What the exercise asks: Copy out every line exactly, passing over the pictures.

Stored data
:::

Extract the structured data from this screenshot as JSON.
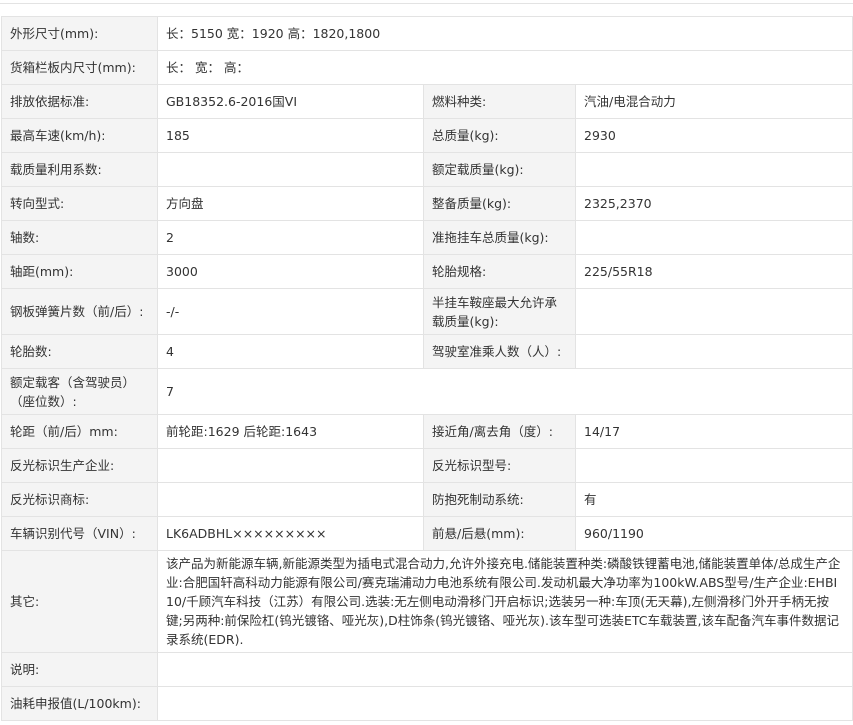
{
  "rows": [
    {
      "label": "外形尺寸(mm):",
      "value": "长：5150 宽：1920 高：1820,1800",
      "full": true
    },
    {
      "label": "货箱栏板内尺寸(mm):",
      "value": "长：  宽：  高：",
      "full": true
    },
    {
      "label": "排放依据标准:",
      "value": "GB18352.6-2016国VI",
      "label2": "燃料种类:",
      "value2": "汽油/电混合动力"
    },
    {
      "label": "最高车速(km/h):",
      "value": "185",
      "label2": "总质量(kg):",
      "value2": "2930"
    },
    {
      "label": "载质量利用系数:",
      "value": "",
      "label2": "额定载质量(kg):",
      "value2": ""
    },
    {
      "label": "转向型式:",
      "value": "方向盘",
      "label2": "整备质量(kg):",
      "value2": "2325,2370"
    },
    {
      "label": "轴数:",
      "value": "2",
      "label2": "准拖挂车总质量(kg):",
      "value2": ""
    },
    {
      "label": "轴距(mm):",
      "value": "3000",
      "label2": "轮胎规格:",
      "value2": "225/55R18"
    },
    {
      "label": "钢板弹簧片数（前/后）:",
      "value": "-/-",
      "label2": "半挂车鞍座最大允许承载质量(kg):",
      "value2": ""
    },
    {
      "label": "轮胎数:",
      "value": "4",
      "label2": "驾驶室准乘人数（人）:",
      "value2": ""
    },
    {
      "label": "额定载客（含驾驶员）（座位数）:",
      "value": "7",
      "full": true
    },
    {
      "label": "轮距（前/后）mm:",
      "value": "前轮距:1629 后轮距:1643",
      "label2": "接近角/离去角（度）:",
      "value2": "14/17"
    },
    {
      "label": "反光标识生产企业:",
      "value": "",
      "label2": "反光标识型号:",
      "value2": ""
    },
    {
      "label": "反光标识商标:",
      "value": "",
      "label2": "防抱死制动系统:",
      "value2": "有"
    },
    {
      "label": "车辆识别代号（VIN）:",
      "value": "LK6ADBHL×××××××××",
      "label2": "前悬/后悬(mm):",
      "value2": "960/1190"
    },
    {
      "label": "其它:",
      "value": "该产品为新能源车辆,新能源类型为插电式混合动力,允许外接充电.储能装置种类:磷酸铁锂蓄电池,储能装置单体/总成生产企业:合肥国轩高科动力能源有限公司/赛克瑞浦动力电池系统有限公司.发动机最大净功率为100kW.ABS型号/生产企业:EHBI 10/千顾汽车科技（江苏）有限公司.选装:无左侧电动滑移门开启标识;选装另一种:车顶(无天幕),左侧滑移门外开手柄无按键;另两种:前保险杠(钨光镀铬、哑光灰),D柱饰条(钨光镀铬、哑光灰).该车型可选装ETC车载装置,该车配备汽车事件数据记录系统(EDR).",
      "full": true
    },
    {
      "label": "说明:",
      "value": "",
      "full": true
    },
    {
      "label": "油耗申报值(L/100km):",
      "value": "",
      "full": true
    }
  ]
}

:::

Response:
Extract the structured data from this screenshot as JSON.
{
  "rows": [
    {
      "label": "外形尺寸(mm):",
      "value": "长：5150 宽：1920 高：1820,1800",
      "full": true
    },
    {
      "label": "货箱栏板内尺寸(mm):",
      "value": "长：  宽：  高：",
      "full": true
    },
    {
      "label": "排放依据标准:",
      "value": "GB18352.6-2016国VI",
      "label2": "燃料种类:",
      "value2": "汽油/电混合动力"
    },
    {
      "label": "最高车速(km/h):",
      "value": "185",
      "label2": "总质量(kg):",
      "value2": "2930"
    },
    {
      "label": "载质量利用系数:",
      "value": "",
      "label2": "额定载质量(kg):",
      "value2": ""
    },
    {
      "label": "转向型式:",
      "value": "方向盘",
      "label2": "整备质量(kg):",
      "value2": "2325,2370"
    },
    {
      "label": "轴数:",
      "value": "2",
      "label2": "准拖挂车总质量(kg):",
      "value2": ""
    },
    {
      "label": "轴距(mm):",
      "value": "3000",
      "label2": "轮胎规格:",
      "value2": "225/55R18"
    },
    {
      "label": "钢板弹簧片数（前/后）:",
      "value": "-/-",
      "label2": "半挂车鞍座最大允许承载质量(kg):",
      "value2": ""
    },
    {
      "label": "轮胎数:",
      "value": "4",
      "label2": "驾驶室准乘人数（人）:",
      "value2": ""
    },
    {
      "label": "额定载客（含驾驶员）（座位数）:",
      "value": "7",
      "full": true
    },
    {
      "label": "轮距（前/后）mm:",
      "value": "前轮距:1629 后轮距:1643",
      "label2": "接近角/离去角（度）:",
      "value2": "14/17"
    },
    {
      "label": "反光标识生产企业:",
      "value": "",
      "label2": "反光标识型号:",
      "value2": ""
    },
    {
      "label": "反光标识商标:",
      "value": "",
      "label2": "防抱死制动系统:",
      "value2": "有"
    },
    {
      "label": "车辆识别代号（VIN）:",
      "value": "LK6ADBHL×××××××××",
      "label2": "前悬/后悬(mm):",
      "value2": "960/1190"
    },
    {
      "label": "其它:",
      "value": "该产品为新能源车辆,新能源类型为插电式混合动力,允许外接充电.储能装置种类:磷酸铁锂蓄电池,储能装置单体/总成生产企业:合肥国轩高科动力能源有限公司/赛克瑞浦动力电池系统有限公司.发动机最大净功率为100kW.ABS型号/生产企业:EHBI 10/千顾汽车科技（江苏）有限公司.选装:无左侧电动滑移门开启标识;选装另一种:车顶(无天幕),左侧滑移门外开手柄无按键;另两种:前保险杠(钨光镀铬、哑光灰),D柱饰条(钨光镀铬、哑光灰).该车型可选装ETC车载装置,该车配备汽车事件数据记录系统(EDR).",
      "full": true
    },
    {
      "label": "说明:",
      "value": "",
      "full": true
    },
    {
      "label": "油耗申报值(L/100km):",
      "value": "",
      "full": true
    }
  ]
}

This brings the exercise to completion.